→ **Provided material**:
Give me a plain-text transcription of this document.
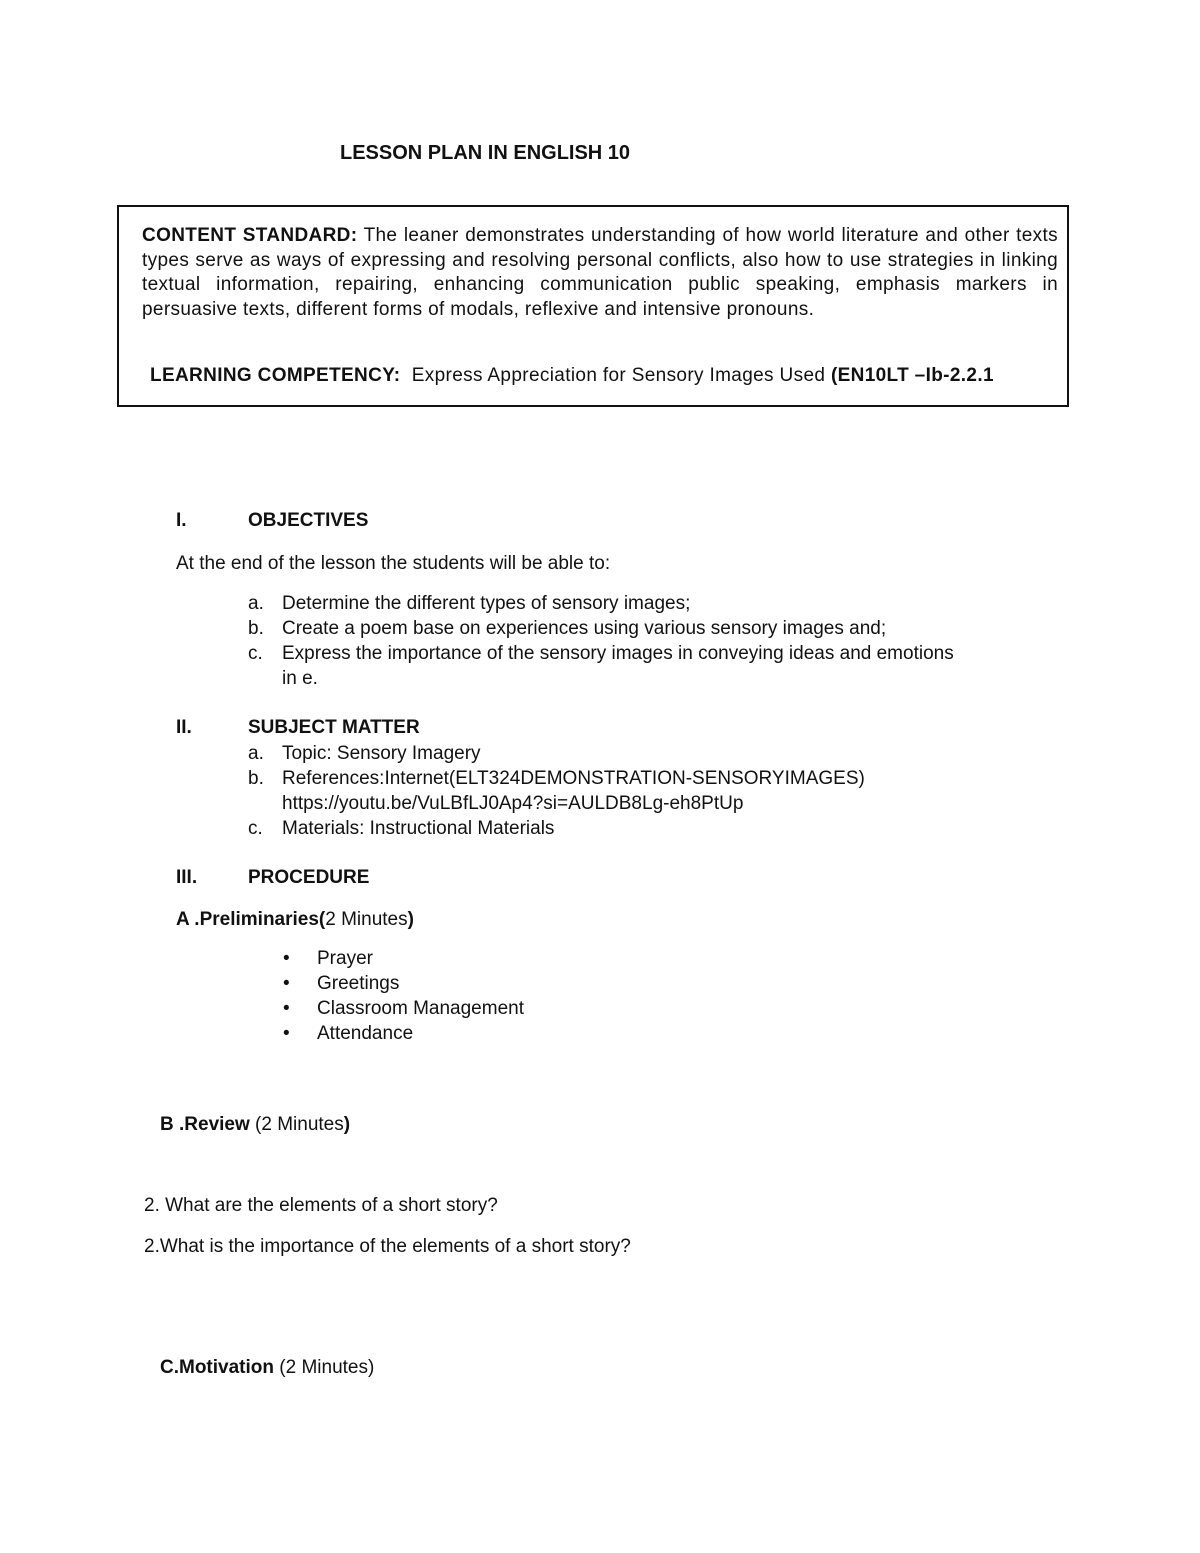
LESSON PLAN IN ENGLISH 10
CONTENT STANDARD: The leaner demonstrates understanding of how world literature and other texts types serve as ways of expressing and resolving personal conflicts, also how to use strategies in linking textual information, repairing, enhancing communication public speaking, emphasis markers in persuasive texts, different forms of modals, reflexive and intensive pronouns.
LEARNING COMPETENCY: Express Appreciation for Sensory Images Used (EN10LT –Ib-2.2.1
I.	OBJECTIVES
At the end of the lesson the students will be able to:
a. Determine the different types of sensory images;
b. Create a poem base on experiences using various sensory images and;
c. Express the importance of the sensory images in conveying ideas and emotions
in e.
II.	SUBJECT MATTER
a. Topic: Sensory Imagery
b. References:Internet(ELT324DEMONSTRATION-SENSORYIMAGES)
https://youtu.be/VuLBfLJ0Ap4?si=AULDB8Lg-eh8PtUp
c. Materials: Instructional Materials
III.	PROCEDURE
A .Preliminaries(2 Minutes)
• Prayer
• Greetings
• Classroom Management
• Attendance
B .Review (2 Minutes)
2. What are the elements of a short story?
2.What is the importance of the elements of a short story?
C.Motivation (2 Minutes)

→ **Task prompt**:
Leave the pictures out and reproduce all of the records exactly.

→ **Correct answer**:
Give me a plain-text transcription of this document.
LESSON PLAN IN ENGLISH 10
CONTENT STANDARD: The leaner demonstrates understanding of how world literature and other texts types serve as ways of expressing and resolving personal conflicts, also how to use strategies in linking textual information, repairing, enhancing communication public speaking, emphasis markers in persuasive texts, different forms of modals, reflexive and intensive pronouns.
LEARNING COMPETENCY: Express Appreciation for Sensory Images Used (EN10LT –Ib-2.2.1
I.	OBJECTIVES
At the end of the lesson the students will be able to:
a. Determine the different types of sensory images;
b. Create a poem base on experiences using various sensory images and;
c. Express the importance of the sensory images in conveying ideas and emotions
in e.
II.	SUBJECT MATTER
a. Topic: Sensory Imagery
b. References:Internet(ELT324DEMONSTRATION-SENSORYIMAGES)
https://youtu.be/VuLBfLJ0Ap4?si=AULDB8Lg-eh8PtUp
c. Materials: Instructional Materials
III.	PROCEDURE
A .Preliminaries(2 Minutes)
• Prayer
• Greetings
• Classroom Management
• Attendance
B .Review (2 Minutes)
2. What are the elements of a short story?
2.What is the importance of the elements of a short story?
C.Motivation (2 Minutes)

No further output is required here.